Find all lines in the records that include the word "Action", and copy them out.
──────── Entries
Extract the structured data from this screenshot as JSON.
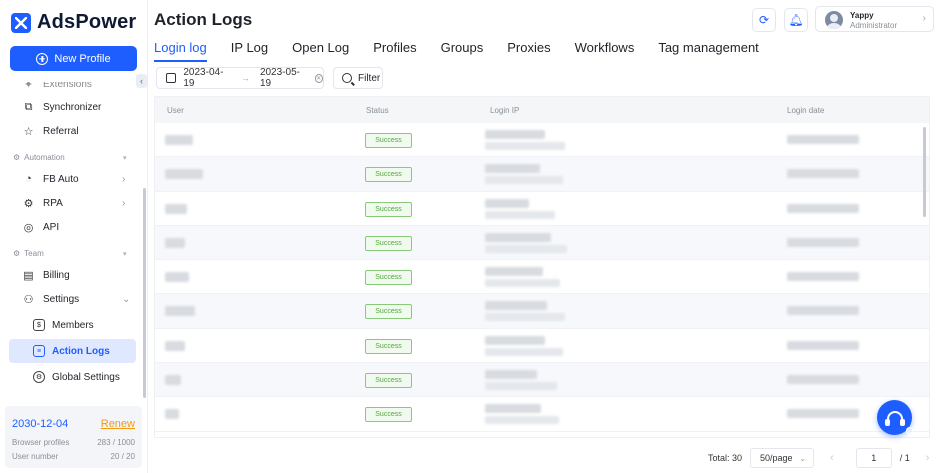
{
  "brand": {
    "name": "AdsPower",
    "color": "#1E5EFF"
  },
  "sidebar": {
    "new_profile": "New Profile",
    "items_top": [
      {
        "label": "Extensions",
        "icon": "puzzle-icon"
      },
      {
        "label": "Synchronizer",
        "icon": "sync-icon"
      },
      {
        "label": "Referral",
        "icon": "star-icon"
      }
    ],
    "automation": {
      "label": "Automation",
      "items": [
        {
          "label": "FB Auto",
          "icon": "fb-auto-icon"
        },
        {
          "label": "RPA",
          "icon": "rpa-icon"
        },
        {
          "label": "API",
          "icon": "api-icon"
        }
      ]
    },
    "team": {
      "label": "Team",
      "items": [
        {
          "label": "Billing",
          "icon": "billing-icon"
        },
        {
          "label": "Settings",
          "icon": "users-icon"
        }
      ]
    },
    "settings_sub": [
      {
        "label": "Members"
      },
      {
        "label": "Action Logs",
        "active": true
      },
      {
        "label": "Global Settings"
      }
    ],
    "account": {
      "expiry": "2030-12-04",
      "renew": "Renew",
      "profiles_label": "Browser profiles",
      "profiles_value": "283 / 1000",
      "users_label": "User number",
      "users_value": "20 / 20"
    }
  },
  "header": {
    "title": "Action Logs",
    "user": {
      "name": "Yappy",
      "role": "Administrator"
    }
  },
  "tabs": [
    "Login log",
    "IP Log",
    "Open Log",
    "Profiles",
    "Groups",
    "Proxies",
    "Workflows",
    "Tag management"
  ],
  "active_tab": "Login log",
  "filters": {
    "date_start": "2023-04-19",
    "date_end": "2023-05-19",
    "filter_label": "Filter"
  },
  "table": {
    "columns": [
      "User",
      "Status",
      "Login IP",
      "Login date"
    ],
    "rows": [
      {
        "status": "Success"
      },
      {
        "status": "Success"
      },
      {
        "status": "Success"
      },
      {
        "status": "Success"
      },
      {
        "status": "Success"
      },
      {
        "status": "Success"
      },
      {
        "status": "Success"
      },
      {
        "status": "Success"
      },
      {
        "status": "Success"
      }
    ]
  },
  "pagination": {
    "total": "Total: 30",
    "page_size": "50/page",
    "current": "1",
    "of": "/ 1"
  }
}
────────────────
──────── Entries
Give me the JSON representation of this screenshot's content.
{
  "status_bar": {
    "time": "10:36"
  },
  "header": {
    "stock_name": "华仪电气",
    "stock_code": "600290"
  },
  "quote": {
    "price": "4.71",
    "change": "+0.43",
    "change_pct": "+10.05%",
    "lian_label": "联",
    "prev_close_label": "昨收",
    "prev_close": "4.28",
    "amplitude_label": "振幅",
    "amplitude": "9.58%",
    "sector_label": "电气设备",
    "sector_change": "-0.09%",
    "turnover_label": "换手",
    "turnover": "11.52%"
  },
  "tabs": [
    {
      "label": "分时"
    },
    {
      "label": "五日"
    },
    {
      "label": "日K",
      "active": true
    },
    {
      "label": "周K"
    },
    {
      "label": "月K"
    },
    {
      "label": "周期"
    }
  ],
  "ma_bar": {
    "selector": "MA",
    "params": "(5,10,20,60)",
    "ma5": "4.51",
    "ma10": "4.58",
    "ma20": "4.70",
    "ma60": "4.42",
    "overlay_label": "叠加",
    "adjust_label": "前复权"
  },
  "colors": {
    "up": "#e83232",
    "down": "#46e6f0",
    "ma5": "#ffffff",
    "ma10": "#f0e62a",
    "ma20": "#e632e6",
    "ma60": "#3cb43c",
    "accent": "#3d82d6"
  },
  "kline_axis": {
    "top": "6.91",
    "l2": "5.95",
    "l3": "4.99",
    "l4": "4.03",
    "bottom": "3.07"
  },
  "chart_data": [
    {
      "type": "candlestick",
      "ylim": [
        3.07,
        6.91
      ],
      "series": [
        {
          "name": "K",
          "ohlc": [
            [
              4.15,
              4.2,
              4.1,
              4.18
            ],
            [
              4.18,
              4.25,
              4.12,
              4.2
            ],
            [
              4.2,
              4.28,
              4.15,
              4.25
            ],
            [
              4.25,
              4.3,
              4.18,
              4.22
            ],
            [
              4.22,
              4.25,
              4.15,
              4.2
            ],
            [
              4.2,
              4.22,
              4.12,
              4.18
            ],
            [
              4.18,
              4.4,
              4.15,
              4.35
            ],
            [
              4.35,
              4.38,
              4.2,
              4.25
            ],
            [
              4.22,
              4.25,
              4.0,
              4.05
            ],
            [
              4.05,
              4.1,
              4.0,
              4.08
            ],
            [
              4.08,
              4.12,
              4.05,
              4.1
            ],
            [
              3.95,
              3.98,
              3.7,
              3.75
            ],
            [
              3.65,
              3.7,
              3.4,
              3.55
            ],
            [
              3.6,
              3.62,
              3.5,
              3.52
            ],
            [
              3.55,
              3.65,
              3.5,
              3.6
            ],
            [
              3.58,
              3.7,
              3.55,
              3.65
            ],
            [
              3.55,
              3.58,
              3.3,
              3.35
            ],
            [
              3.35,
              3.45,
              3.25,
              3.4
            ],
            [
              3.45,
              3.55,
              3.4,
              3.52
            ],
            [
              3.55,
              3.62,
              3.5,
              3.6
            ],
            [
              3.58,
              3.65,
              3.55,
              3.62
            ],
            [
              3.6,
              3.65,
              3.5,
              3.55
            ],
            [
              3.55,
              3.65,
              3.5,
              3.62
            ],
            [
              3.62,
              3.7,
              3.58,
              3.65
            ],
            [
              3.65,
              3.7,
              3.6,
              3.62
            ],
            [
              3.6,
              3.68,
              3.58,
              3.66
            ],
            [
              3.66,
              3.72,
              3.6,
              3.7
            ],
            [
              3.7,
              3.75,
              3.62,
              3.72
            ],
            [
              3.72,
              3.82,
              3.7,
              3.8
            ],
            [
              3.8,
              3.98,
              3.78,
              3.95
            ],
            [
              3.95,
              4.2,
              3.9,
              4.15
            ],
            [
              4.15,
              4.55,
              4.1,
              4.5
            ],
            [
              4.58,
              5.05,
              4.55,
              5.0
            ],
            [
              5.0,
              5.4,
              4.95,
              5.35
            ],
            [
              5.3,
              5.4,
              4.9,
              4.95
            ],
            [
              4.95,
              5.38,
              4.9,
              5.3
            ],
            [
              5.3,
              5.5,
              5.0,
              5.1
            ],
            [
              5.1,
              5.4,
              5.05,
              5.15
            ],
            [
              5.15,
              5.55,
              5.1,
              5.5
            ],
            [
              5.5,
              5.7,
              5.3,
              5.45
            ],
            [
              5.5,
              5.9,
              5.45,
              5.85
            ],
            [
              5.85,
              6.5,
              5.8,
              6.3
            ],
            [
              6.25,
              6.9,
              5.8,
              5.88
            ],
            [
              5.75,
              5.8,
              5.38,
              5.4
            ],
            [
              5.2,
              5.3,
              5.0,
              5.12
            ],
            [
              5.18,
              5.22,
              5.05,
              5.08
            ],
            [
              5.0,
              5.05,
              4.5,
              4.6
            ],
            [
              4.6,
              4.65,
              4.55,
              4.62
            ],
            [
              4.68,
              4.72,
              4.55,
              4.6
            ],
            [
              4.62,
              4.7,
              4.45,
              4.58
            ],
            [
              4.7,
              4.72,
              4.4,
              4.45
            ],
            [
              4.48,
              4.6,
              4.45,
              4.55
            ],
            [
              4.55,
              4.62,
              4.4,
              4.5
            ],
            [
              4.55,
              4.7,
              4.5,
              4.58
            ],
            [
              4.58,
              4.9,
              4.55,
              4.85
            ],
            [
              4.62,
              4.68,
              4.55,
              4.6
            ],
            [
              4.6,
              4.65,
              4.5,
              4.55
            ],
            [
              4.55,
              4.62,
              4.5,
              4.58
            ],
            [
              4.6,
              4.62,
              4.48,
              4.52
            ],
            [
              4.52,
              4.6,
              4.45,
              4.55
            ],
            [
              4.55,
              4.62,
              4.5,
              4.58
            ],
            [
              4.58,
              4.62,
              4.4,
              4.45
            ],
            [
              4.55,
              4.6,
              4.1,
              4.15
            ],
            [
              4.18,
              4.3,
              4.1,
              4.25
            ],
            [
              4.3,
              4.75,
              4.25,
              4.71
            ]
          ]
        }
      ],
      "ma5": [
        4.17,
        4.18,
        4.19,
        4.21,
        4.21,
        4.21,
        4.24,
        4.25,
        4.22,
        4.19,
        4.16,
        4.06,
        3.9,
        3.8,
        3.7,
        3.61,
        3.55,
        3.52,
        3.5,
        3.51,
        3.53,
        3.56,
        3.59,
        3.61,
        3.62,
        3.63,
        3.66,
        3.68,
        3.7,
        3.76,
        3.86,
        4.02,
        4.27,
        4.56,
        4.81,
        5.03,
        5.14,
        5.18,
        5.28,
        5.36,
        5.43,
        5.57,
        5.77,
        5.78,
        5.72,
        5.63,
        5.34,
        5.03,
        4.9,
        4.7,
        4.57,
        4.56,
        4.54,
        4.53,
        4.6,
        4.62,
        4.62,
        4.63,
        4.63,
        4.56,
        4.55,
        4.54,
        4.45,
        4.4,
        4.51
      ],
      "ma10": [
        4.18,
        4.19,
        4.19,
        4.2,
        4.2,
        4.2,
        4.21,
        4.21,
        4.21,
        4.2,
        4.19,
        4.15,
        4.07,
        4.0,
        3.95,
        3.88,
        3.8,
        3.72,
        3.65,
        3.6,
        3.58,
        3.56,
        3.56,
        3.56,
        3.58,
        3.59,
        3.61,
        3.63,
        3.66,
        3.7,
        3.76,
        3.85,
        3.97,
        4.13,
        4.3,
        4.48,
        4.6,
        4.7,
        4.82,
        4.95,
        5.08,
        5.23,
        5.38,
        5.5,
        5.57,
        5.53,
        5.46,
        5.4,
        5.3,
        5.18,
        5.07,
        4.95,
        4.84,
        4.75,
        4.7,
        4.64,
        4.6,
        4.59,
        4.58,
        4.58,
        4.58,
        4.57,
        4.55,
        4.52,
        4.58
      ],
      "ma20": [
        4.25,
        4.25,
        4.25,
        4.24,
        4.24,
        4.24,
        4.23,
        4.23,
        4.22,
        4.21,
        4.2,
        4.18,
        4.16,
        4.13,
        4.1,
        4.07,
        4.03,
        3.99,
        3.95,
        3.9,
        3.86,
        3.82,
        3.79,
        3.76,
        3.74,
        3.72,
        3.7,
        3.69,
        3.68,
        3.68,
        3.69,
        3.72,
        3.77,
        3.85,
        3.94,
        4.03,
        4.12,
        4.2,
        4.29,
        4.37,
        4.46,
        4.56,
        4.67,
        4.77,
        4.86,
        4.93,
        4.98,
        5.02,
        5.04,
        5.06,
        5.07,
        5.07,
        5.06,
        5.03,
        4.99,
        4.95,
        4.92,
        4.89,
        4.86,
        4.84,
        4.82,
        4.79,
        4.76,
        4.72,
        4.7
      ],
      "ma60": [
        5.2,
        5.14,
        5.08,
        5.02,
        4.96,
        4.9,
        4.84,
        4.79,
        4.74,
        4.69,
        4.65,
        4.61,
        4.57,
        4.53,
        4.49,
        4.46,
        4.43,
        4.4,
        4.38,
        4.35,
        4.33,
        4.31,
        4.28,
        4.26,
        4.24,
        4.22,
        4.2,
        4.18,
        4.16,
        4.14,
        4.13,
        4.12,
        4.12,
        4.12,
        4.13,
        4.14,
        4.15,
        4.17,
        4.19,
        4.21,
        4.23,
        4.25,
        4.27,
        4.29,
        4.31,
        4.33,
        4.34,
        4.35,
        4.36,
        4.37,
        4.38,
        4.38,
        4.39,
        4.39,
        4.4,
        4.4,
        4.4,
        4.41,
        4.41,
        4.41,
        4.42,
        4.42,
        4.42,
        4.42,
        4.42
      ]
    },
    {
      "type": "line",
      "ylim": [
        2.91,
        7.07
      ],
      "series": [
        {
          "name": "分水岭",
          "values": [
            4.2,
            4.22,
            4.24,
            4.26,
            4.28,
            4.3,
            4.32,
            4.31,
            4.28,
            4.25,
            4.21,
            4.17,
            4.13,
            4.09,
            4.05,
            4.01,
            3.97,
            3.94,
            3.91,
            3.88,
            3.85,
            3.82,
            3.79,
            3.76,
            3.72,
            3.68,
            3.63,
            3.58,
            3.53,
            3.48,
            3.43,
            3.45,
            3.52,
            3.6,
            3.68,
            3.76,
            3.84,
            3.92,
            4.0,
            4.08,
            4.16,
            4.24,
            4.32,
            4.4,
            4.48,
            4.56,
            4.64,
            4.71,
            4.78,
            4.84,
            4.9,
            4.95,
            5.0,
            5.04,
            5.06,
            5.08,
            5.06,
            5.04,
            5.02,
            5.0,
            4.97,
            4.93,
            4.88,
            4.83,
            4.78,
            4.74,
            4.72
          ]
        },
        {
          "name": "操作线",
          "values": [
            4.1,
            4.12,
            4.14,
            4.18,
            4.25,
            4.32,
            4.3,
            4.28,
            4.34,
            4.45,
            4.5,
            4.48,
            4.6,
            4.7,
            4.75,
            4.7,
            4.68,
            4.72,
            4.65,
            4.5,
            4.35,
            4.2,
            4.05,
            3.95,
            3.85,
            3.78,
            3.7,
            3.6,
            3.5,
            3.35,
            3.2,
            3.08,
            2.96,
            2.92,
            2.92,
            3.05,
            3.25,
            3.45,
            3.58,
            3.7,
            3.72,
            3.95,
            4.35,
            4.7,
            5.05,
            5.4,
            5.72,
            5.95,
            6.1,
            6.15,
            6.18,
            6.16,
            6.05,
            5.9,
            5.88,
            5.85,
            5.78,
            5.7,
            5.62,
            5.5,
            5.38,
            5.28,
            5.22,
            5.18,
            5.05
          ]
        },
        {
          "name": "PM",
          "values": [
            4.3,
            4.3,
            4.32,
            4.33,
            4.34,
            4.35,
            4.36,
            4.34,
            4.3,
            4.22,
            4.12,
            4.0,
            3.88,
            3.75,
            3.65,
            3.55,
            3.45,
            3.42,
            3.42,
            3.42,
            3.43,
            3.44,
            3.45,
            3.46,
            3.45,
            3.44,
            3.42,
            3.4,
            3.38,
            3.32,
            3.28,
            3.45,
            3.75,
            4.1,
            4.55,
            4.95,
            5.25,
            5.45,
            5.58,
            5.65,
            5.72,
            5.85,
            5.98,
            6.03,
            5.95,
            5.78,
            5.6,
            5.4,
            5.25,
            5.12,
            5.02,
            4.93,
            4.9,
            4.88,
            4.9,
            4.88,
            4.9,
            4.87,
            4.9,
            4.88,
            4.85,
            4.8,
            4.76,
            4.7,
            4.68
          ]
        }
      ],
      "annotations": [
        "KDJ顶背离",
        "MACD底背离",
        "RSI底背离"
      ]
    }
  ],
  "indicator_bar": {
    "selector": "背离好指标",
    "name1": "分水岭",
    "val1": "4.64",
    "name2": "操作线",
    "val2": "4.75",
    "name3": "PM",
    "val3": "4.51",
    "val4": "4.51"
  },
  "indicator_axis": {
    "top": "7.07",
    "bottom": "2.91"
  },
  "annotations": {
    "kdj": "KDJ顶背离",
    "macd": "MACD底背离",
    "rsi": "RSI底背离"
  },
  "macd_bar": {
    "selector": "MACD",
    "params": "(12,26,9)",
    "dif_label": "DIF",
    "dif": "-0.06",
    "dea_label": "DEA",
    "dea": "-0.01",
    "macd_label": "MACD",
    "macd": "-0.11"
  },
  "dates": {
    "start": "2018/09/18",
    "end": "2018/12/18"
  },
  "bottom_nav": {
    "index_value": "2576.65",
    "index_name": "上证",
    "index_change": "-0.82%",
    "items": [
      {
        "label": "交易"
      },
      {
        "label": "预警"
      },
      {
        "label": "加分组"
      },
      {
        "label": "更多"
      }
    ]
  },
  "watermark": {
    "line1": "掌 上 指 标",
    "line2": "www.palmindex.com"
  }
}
────────────────
◆ Answer below ◆
        "label": "Action Logs",
    "title": "Action Logs",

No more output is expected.